Instructions to follow: Copy out the data below verbatim.

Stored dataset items
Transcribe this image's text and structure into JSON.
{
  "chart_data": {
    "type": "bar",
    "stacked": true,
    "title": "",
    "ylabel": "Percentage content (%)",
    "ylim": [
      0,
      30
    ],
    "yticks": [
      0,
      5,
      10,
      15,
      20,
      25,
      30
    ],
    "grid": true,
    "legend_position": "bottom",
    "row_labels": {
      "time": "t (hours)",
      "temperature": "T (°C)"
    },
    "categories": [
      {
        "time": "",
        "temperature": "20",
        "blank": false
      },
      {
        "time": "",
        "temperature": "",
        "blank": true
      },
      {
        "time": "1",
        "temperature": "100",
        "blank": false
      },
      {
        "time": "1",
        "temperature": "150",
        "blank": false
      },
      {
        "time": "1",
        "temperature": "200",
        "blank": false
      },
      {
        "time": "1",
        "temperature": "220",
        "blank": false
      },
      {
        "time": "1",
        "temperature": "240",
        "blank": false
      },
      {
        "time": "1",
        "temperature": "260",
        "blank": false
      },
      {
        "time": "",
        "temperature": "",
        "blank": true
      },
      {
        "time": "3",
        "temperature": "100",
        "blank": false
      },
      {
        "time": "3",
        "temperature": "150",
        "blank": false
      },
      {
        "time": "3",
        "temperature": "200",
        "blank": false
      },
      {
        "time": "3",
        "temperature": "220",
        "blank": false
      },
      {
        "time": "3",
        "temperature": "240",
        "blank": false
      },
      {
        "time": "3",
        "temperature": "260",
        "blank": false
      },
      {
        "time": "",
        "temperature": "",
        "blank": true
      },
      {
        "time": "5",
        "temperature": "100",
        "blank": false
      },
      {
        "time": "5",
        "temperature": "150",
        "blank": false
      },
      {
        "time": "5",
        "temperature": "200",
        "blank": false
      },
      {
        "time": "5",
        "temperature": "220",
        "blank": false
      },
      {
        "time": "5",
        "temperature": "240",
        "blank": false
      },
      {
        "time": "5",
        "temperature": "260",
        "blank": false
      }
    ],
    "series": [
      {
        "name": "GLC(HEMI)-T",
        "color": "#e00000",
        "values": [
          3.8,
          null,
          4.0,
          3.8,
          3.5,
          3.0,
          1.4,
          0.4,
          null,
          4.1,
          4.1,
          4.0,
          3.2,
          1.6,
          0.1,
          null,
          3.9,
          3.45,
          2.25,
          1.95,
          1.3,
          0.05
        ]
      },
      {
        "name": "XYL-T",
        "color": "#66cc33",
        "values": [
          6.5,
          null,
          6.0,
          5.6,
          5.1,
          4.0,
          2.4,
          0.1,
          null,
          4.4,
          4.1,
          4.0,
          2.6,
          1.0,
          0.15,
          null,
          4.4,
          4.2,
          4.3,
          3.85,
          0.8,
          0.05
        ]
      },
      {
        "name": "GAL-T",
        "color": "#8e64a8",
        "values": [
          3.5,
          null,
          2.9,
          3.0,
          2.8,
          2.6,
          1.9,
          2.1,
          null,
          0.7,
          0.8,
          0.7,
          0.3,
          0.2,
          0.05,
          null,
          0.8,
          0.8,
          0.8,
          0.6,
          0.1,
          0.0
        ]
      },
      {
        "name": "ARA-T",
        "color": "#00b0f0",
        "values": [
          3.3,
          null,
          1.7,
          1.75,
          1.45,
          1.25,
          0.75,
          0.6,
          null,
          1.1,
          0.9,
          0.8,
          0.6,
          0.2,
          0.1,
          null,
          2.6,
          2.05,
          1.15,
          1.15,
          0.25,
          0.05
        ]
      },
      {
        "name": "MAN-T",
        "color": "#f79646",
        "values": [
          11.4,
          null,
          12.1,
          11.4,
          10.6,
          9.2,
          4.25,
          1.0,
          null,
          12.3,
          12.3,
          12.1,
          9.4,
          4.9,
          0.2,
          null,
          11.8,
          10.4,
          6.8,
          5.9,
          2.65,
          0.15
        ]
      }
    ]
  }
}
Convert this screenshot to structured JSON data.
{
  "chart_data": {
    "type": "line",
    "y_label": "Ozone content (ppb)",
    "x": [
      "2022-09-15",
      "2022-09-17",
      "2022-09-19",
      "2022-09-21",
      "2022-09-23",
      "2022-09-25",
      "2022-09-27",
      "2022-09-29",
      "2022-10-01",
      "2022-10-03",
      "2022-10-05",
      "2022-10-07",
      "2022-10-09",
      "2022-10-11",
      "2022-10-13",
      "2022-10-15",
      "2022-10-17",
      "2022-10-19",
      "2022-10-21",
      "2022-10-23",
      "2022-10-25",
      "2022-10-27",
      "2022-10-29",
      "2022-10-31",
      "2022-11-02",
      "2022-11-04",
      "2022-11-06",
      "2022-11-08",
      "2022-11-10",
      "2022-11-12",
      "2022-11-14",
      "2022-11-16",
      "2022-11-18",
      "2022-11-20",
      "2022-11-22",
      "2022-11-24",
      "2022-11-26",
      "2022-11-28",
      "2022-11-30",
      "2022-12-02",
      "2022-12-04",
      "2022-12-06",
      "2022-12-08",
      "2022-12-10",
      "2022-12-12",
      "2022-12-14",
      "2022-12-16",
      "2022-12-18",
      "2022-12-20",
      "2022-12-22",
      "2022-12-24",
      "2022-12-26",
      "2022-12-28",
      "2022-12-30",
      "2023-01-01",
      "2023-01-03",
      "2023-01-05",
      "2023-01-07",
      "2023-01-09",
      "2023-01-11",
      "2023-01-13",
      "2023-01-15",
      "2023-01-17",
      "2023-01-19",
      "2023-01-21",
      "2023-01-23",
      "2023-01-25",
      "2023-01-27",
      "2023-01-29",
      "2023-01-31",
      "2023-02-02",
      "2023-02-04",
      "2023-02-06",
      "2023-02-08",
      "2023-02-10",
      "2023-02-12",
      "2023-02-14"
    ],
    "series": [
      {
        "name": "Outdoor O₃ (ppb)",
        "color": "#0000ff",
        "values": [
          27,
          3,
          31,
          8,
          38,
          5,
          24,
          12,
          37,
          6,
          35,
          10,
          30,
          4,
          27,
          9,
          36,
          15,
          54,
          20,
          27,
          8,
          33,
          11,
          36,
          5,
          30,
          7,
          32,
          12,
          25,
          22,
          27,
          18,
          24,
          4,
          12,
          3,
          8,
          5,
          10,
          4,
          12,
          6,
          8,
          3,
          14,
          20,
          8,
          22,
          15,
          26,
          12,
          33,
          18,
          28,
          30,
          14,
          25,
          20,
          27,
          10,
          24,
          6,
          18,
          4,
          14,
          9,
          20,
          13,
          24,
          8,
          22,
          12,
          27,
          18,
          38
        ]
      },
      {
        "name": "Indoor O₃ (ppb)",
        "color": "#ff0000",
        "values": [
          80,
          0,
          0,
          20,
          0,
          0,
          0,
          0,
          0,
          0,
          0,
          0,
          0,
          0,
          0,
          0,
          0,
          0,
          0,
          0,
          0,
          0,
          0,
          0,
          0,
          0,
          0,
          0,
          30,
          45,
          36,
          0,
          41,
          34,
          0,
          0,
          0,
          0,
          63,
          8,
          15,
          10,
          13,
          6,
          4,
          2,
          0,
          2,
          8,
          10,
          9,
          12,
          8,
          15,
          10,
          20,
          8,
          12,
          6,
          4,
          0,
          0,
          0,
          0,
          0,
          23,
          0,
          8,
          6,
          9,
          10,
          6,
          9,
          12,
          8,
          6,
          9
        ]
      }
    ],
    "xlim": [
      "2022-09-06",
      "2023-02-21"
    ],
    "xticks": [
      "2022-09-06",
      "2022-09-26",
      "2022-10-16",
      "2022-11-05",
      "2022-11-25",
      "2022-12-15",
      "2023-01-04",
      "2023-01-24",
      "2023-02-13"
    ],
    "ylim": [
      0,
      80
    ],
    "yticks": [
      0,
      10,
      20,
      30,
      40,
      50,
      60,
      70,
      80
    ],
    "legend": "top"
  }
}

Answer to this task:
Transcribe this image's text and structure into JSON.
{
  "chart_data": {
    "type": "bar",
    "stacked": true,
    "title": "",
    "ylabel": "Percentage content (%)",
    "ylim": [
      0,
      30
    ],
    "yticks": [
      0,
      5,
      10,
      15,
      20,
      25,
      30
    ],
    "grid": true,
    "legend_position": "bottom",
    "row_labels": {
      "time": "t (hours)",
      "temperature": "T (°C)"
    },
    "categories": [
      {
        "time": "",
        "temperature": "20",
        "blank": false
      },
      {
        "time": "",
        "temperature": "",
        "blank": true
      },
      {
        "time": "1",
        "temperature": "100",
        "blank": false
      },
      {
        "time": "1",
        "temperature": "150",
        "blank": false
      },
      {
        "time": "1",
        "temperature": "200",
        "blank": false
      },
      {
        "time": "1",
        "temperature": "220",
        "blank": false
      },
      {
        "time": "1",
        "temperature": "240",
        "blank": false
      },
      {
        "time": "1",
        "temperature": "260",
        "blank": false
      },
      {
        "time": "",
        "temperature": "",
        "blank": true
      },
      {
        "time": "3",
        "temperature": "100",
        "blank": false
      },
      {
        "time": "3",
        "temperature": "150",
        "blank": false
      },
      {
        "time": "3",
        "temperature": "200",
        "blank": false
      },
      {
        "time": "3",
        "temperature": "220",
        "blank": false
      },
      {
        "time": "3",
        "temperature": "240",
        "blank": false
      },
      {
        "time": "3",
        "temperature": "260",
        "blank": false
      },
      {
        "time": "",
        "temperature": "",
        "blank": true
      },
      {
        "time": "5",
        "temperature": "100",
        "blank": false
      },
      {
        "time": "5",
        "temperature": "150",
        "blank": false
      },
      {
        "time": "5",
        "temperature": "200",
        "blank": false
      },
      {
        "time": "5",
        "temperature": "220",
        "blank": false
      },
      {
        "time": "5",
        "temperature": "240",
        "blank": false
      },
      {
        "time": "5",
        "temperature": "260",
        "blank": false
      }
    ],
    "series": [
      {
        "name": "GLC(HEMI)-T",
        "color": "#e00000",
        "values": [
          3.8,
          null,
          4.0,
          3.8,
          3.5,
          3.0,
          1.4,
          0.4,
          null,
          4.1,
          4.1,
          4.0,
          3.2,
          1.6,
          0.1,
          null,
          3.9,
          3.45,
          2.25,
          1.95,
          1.3,
          0.05
        ]
      },
      {
        "name": "XYL-T",
        "color": "#66cc33",
        "values": [
          6.5,
          null,
          6.0,
          5.6,
          5.1,
          4.0,
          2.4,
          0.1,
          null,
          4.4,
          4.1,
          4.0,
          2.6,
          1.0,
          0.15,
          null,
          4.4,
          4.2,
          4.3,
          3.85,
          0.8,
          0.05
        ]
      },
      {
        "name": "GAL-T",
        "color": "#8e64a8",
        "values": [
          3.5,
          null,
          2.9,
          3.0,
          2.8,
          2.6,
          1.9,
          2.1,
          null,
          0.7,
          0.8,
          0.7,
          0.3,
          0.2,
          0.05,
          null,
          0.8,
          0.8,
          0.8,
          0.6,
          0.1,
          0.0
        ]
      },
      {
        "name": "ARA-T",
        "color": "#00b0f0",
        "values": [
          3.3,
          null,
          1.7,
          1.75,
          1.45,
          1.25,
          0.75,
          0.6,
          null,
          1.1,
          0.9,
          0.8,
          0.6,
          0.2,
          0.1,
          null,
          2.6,
          2.05,
          1.15,
          1.15,
          0.25,
          0.05
        ]
      },
      {
        "name": "MAN-T",
        "color": "#f79646",
        "values": [
          11.4,
          null,
          12.1,
          11.4,
          10.6,
          9.2,
          4.25,
          1.0,
          null,
          12.3,
          12.3,
          12.1,
          9.4,
          4.9,
          0.2,
          null,
          11.8,
          10.4,
          6.8,
          5.9,
          2.65,
          0.15
        ]
      }
    ]
  }
}
Convert this screenshot to structured JSON data.
{
  "chart_data": {
    "type": "line",
    "y_label": "Ozone content (ppb)",
    "x": [
      "2022-09-15",
      "2022-09-17",
      "2022-09-19",
      "2022-09-21",
      "2022-09-23",
      "2022-09-25",
      "2022-09-27",
      "2022-09-29",
      "2022-10-01",
      "2022-10-03",
      "2022-10-05",
      "2022-10-07",
      "2022-10-09",
      "2022-10-11",
      "2022-10-13",
      "2022-10-15",
      "2022-10-17",
      "2022-10-19",
      "2022-10-21",
      "2022-10-23",
      "2022-10-25",
      "2022-10-27",
      "2022-10-29",
      "2022-10-31",
      "2022-11-02",
      "2022-11-04",
      "2022-11-06",
      "2022-11-08",
      "2022-11-10",
      "2022-11-12",
      "2022-11-14",
      "2022-11-16",
      "2022-11-18",
      "2022-11-20",
      "2022-11-22",
      "2022-11-24",
      "2022-11-26",
      "2022-11-28",
      "2022-11-30",
      "2022-12-02",
      "2022-12-04",
      "2022-12-06",
      "2022-12-08",
      "2022-12-10",
      "2022-12-12",
      "2022-12-14",
      "2022-12-16",
      "2022-12-18",
      "2022-12-20",
      "2022-12-22",
      "2022-12-24",
      "2022-12-26",
      "2022-12-28",
      "2022-12-30",
      "2023-01-01",
      "2023-01-03",
      "2023-01-05",
      "2023-01-07",
      "2023-01-09",
      "2023-01-11",
      "2023-01-13",
      "2023-01-15",
      "2023-01-17",
      "2023-01-19",
      "2023-01-21",
      "2023-01-23",
      "2023-01-25",
      "2023-01-27",
      "2023-01-29",
      "2023-01-31",
      "2023-02-02",
      "2023-02-04",
      "2023-02-06",
      "2023-02-08",
      "2023-02-10",
      "2023-02-12",
      "2023-02-14"
    ],
    "series": [
      {
        "name": "Outdoor O₃ (ppb)",
        "color": "#0000ff",
        "values": [
          27,
          3,
          31,
          8,
          38,
          5,
          24,
          12,
          37,
          6,
          35,
          10,
          30,
          4,
          27,
          9,
          36,
          15,
          54,
          20,
          27,
          8,
          33,
          11,
          36,
          5,
          30,
          7,
          32,
          12,
          25,
          22,
          27,
          18,
          24,
          4,
          12,
          3,
          8,
          5,
          10,
          4,
          12,
          6,
          8,
          3,
          14,
          20,
          8,
          22,
          15,
          26,
          12,
          33,
          18,
          28,
          30,
          14,
          25,
          20,
          27,
          10,
          24,
          6,
          18,
          4,
          14,
          9,
          20,
          13,
          24,
          8,
          22,
          12,
          27,
          18,
          38
        ]
      },
      {
        "name": "Indoor O₃ (ppb)",
        "color": "#ff0000",
        "values": [
          80,
          0,
          0,
          20,
          0,
          0,
          0,
          0,
          0,
          0,
          0,
          0,
          0,
          0,
          0,
          0,
          0,
          0,
          0,
          0,
          0,
          0,
          0,
          0,
          0,
          0,
          0,
          0,
          30,
          45,
          36,
          0,
          41,
          34,
          0,
          0,
          0,
          0,
          63,
          8,
          15,
          10,
          13,
          6,
          4,
          2,
          0,
          2,
          8,
          10,
          9,
          12,
          8,
          15,
          10,
          20,
          8,
          12,
          6,
          4,
          0,
          0,
          0,
          0,
          0,
          23,
          0,
          8,
          6,
          9,
          10,
          6,
          9,
          12,
          8,
          6,
          9
        ]
      }
    ],
    "xlim": [
      "2022-09-06",
      "2023-02-21"
    ],
    "xticks": [
      "2022-09-06",
      "2022-09-26",
      "2022-10-16",
      "2022-11-05",
      "2022-11-25",
      "2022-12-15",
      "2023-01-04",
      "2023-01-24",
      "2023-02-13"
    ],
    "ylim": [
      0,
      80
    ],
    "yticks": [
      0,
      10,
      20,
      30,
      40,
      50,
      60,
      70,
      80
    ],
    "legend": "top"
  }
}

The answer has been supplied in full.